begin

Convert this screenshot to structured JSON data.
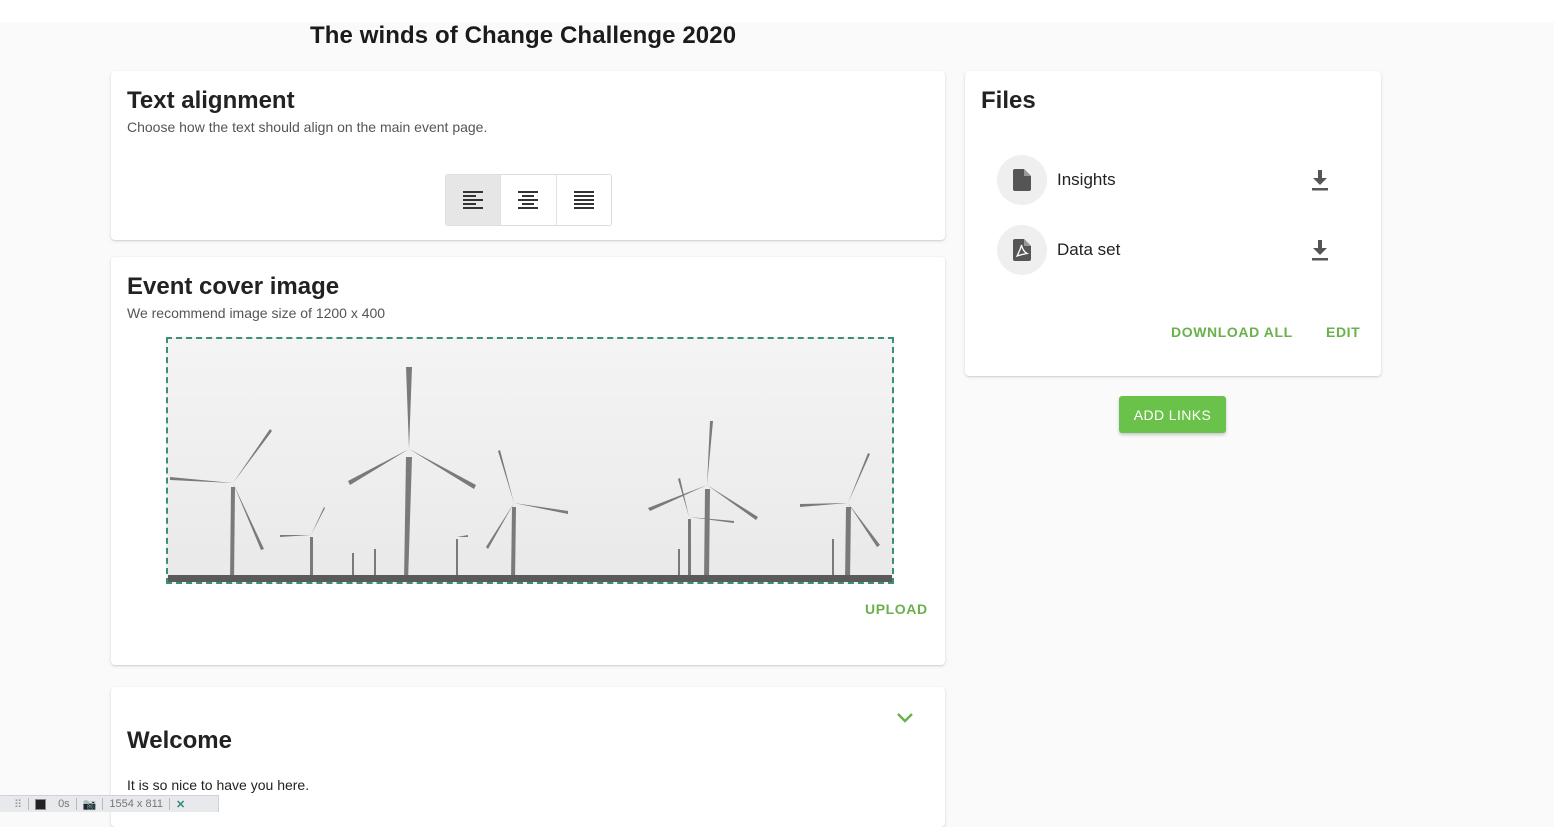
{
  "page": {
    "title": "The winds of Change Challenge 2020"
  },
  "text_alignment": {
    "title": "Text alignment",
    "subtitle": "Choose how the text should align on the main event page.",
    "options": [
      {
        "name": "align-left",
        "active": true
      },
      {
        "name": "align-center",
        "active": false
      },
      {
        "name": "align-justify",
        "active": false
      }
    ]
  },
  "cover": {
    "title": "Event cover image",
    "subtitle": "We recommend image size of 1200 x 400",
    "upload_label": "UPLOAD"
  },
  "welcome": {
    "title": "Welcome",
    "body": "It is so nice to have you here."
  },
  "files": {
    "title": "Files",
    "items": [
      {
        "name": "Insights",
        "icon": "document-icon"
      },
      {
        "name": "Data set",
        "icon": "pdf-icon"
      }
    ],
    "download_all_label": "DOWNLOAD ALL",
    "edit_label": "EDIT"
  },
  "add_links_label": "ADD LINKS",
  "devtools": {
    "time": "0s",
    "size": "1554 x 811"
  },
  "colors": {
    "accent": "#6ab04c",
    "button": "#6ac24b",
    "dashed_border": "#3c8d7a"
  }
}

end

EXERCISE DETAILS ::
Each line of the material must be retyped exactly, except that images are omitted.

EXERCISE RESPONSE ::
Convert this screenshot to structured JSON data.
{
  "page": {
    "title": "The winds of Change Challenge 2020"
  },
  "text_alignment": {
    "title": "Text alignment",
    "subtitle": "Choose how the text should align on the main event page.",
    "options": [
      {
        "name": "align-left",
        "active": true
      },
      {
        "name": "align-center",
        "active": false
      },
      {
        "name": "align-justify",
        "active": false
      }
    ]
  },
  "cover": {
    "title": "Event cover image",
    "subtitle": "We recommend image size of 1200 x 400",
    "upload_label": "UPLOAD"
  },
  "welcome": {
    "title": "Welcome",
    "body": "It is so nice to have you here."
  },
  "files": {
    "title": "Files",
    "items": [
      {
        "name": "Insights",
        "icon": "document-icon"
      },
      {
        "name": "Data set",
        "icon": "pdf-icon"
      }
    ],
    "download_all_label": "DOWNLOAD ALL",
    "edit_label": "EDIT"
  },
  "add_links_label": "ADD LINKS",
  "devtools": {
    "time": "0s",
    "size": "1554 x 811"
  },
  "colors": {
    "accent": "#6ab04c",
    "button": "#6ac24b",
    "dashed_border": "#3c8d7a"
  }
}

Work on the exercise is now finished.